[Stored data entries]
··········
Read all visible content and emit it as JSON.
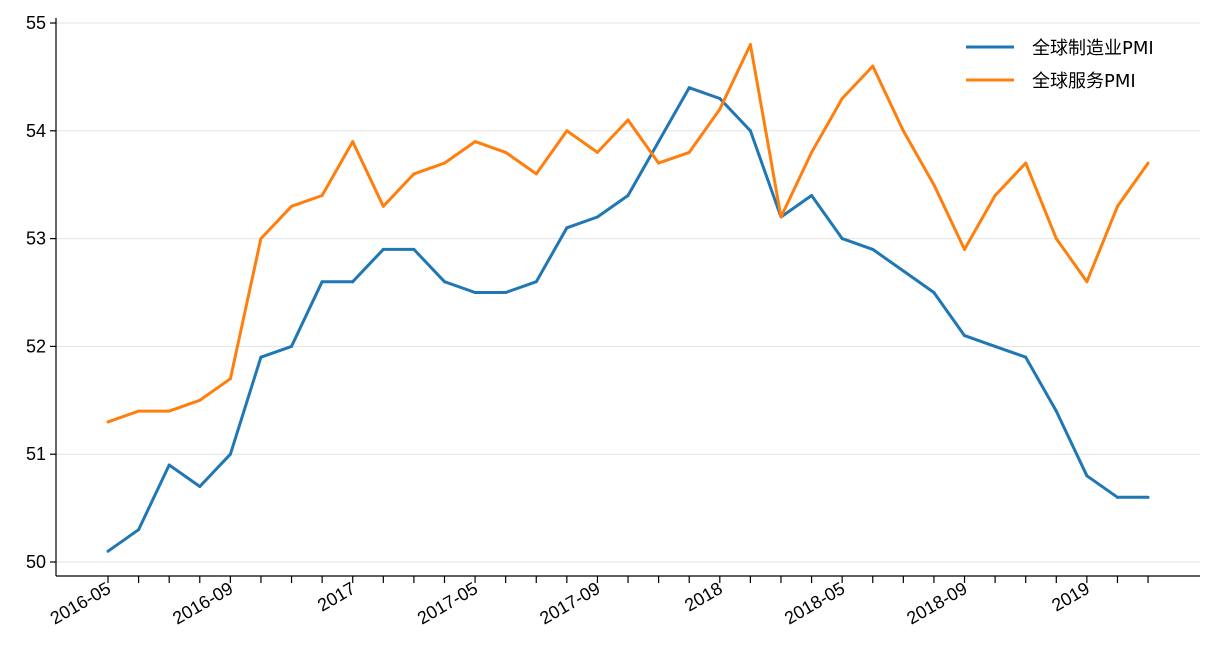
{
  "chart_data": {
    "type": "line",
    "x": [
      "2016-05",
      "2016-06",
      "2016-07",
      "2016-08",
      "2016-09",
      "2016-10",
      "2016-11",
      "2016-12",
      "2017-01",
      "2017-02",
      "2017-03",
      "2017-04",
      "2017-05",
      "2017-06",
      "2017-07",
      "2017-08",
      "2017-09",
      "2017-10",
      "2017-11",
      "2017-12",
      "2018-01",
      "2018-02",
      "2018-03",
      "2018-04",
      "2018-05",
      "2018-06",
      "2018-07",
      "2018-08",
      "2018-09",
      "2018-10",
      "2018-11",
      "2018-12",
      "2019-01",
      "2019-02",
      "2019-03"
    ],
    "x_tick_labels": [
      "2016-05",
      "2016-09",
      "2017",
      "2017-05",
      "2017-09",
      "2018",
      "2018-05",
      "2018-09",
      "2019"
    ],
    "series": [
      {
        "name": "全球制造业PMI",
        "color": "#1f77b4",
        "values": [
          50.1,
          50.3,
          50.9,
          50.7,
          51.0,
          51.9,
          52.0,
          52.6,
          52.6,
          52.9,
          52.9,
          52.6,
          52.5,
          52.5,
          52.6,
          53.1,
          53.2,
          53.4,
          53.9,
          54.4,
          54.3,
          54.0,
          53.2,
          53.4,
          53.0,
          52.9,
          52.7,
          52.5,
          52.1,
          52.0,
          51.9,
          51.4,
          50.8,
          50.6,
          50.6
        ]
      },
      {
        "name": "全球服务PMI",
        "color": "#ff7f0e",
        "values": [
          51.3,
          51.4,
          51.4,
          51.5,
          51.7,
          53.0,
          53.3,
          53.4,
          53.9,
          53.3,
          53.6,
          53.7,
          53.9,
          53.8,
          53.6,
          54.0,
          53.8,
          54.1,
          53.7,
          53.8,
          54.2,
          54.8,
          53.2,
          53.8,
          54.3,
          54.6,
          54.0,
          53.5,
          52.9,
          53.4,
          53.7,
          53.0,
          52.6,
          53.3,
          53.7
        ]
      }
    ],
    "y_ticks": [
      "50",
      "51",
      "52",
      "53",
      "54",
      "55"
    ],
    "ylim": [
      50,
      55
    ],
    "grid": "horizontal",
    "legend": "top-right"
  }
}
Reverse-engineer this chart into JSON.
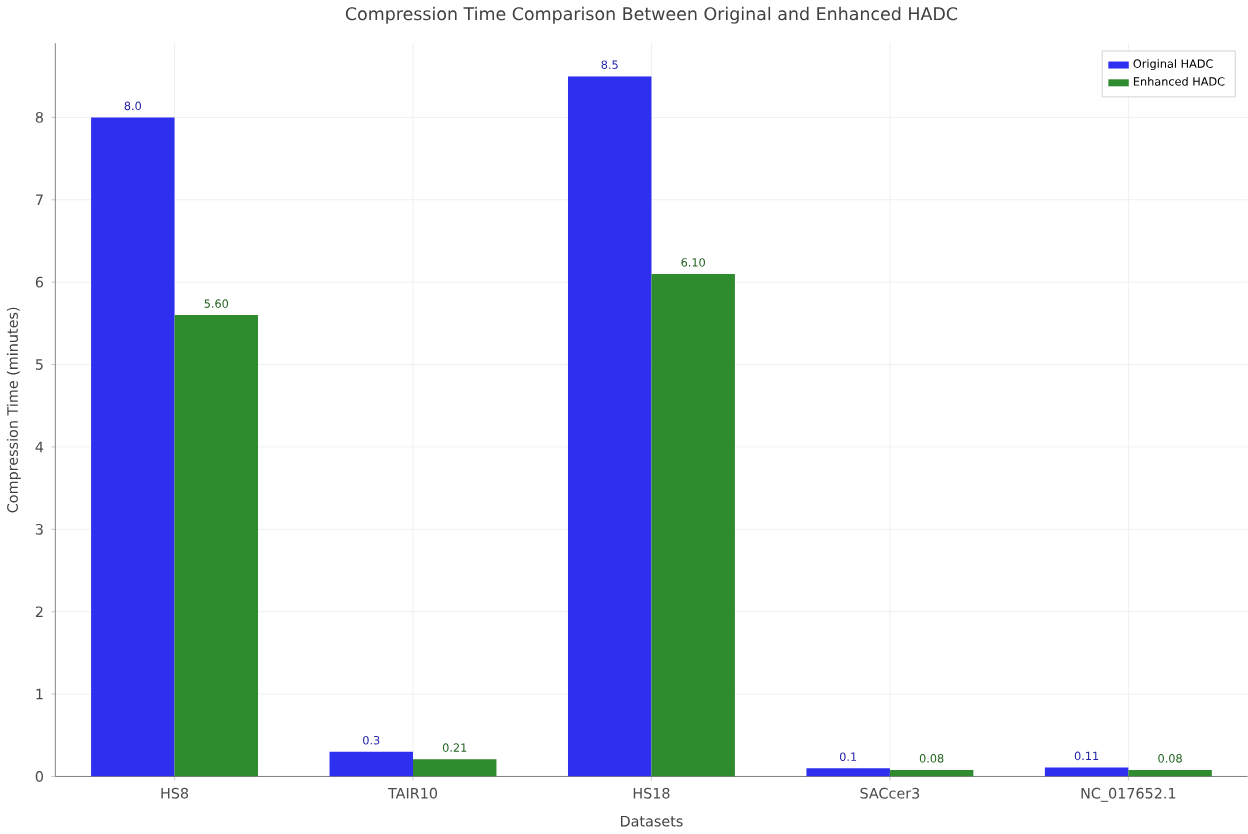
{
  "chart_data": {
    "type": "bar",
    "title": "Compression Time Comparison Between Original and Enhanced HADC",
    "xlabel": "Datasets",
    "ylabel": "Compression Time (minutes)",
    "categories": [
      "HS8",
      "TAIR10",
      "HS18",
      "SACcer3",
      "NC_017652.1"
    ],
    "series": [
      {
        "name": "Original HADC",
        "color": "#2f2ff0",
        "values": [
          8.0,
          0.3,
          8.5,
          0.1,
          0.11
        ],
        "value_labels": [
          "8.0",
          "0.3",
          "8.5",
          "0.1",
          "0.11"
        ]
      },
      {
        "name": "Enhanced HADC",
        "color": "#2e8b2e",
        "values": [
          5.6,
          0.21,
          6.1,
          0.08,
          0.08
        ],
        "value_labels": [
          "5.60",
          "0.21",
          "6.10",
          "0.08",
          "0.08"
        ]
      }
    ],
    "ylim": [
      0,
      8.9
    ],
    "yticks": [
      0,
      1,
      2,
      3,
      4,
      5,
      6,
      7,
      8
    ],
    "grid": true,
    "legend": "top right"
  }
}
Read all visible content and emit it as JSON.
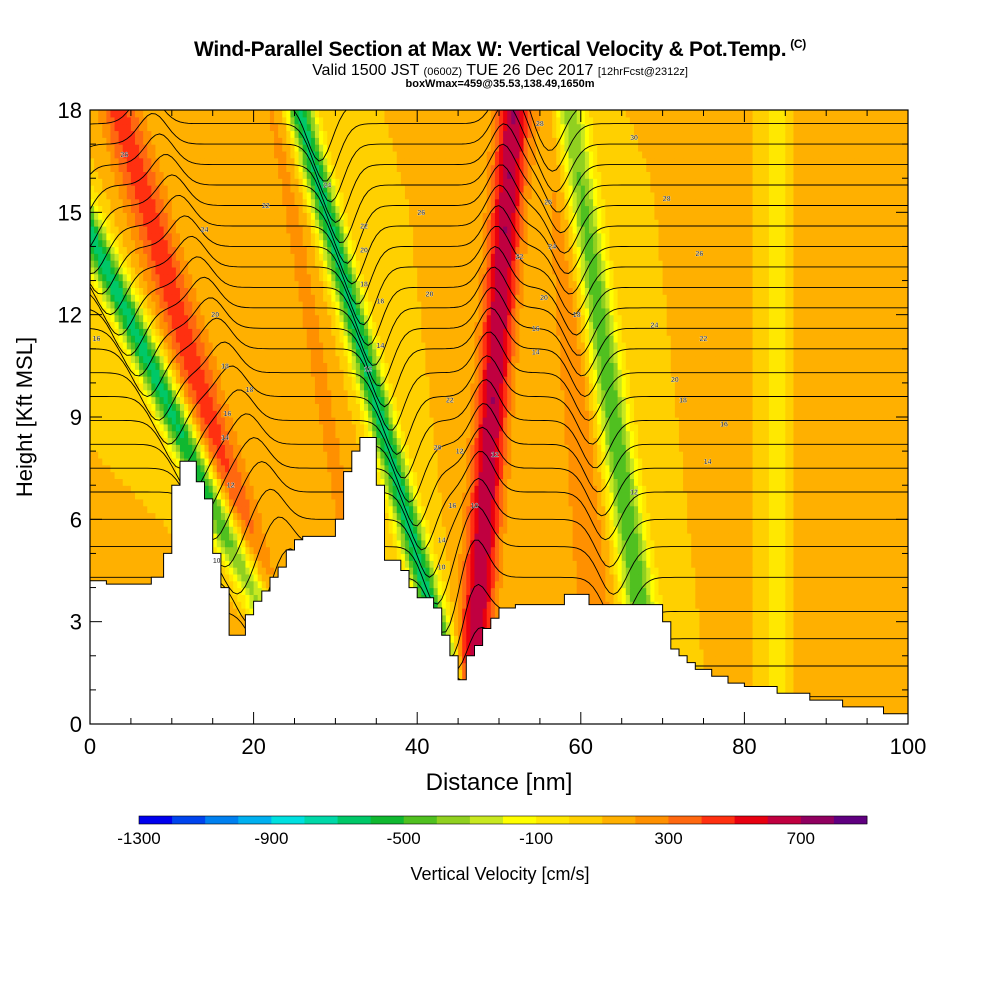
··········
» **Exercise objective**: Identify each line of the material where the word "Original" shows up, and copy it.

» **Task output**:
    "title": "Compression Time Comparison Between Original and Enhanced HADC",
        "name": "Original HADC",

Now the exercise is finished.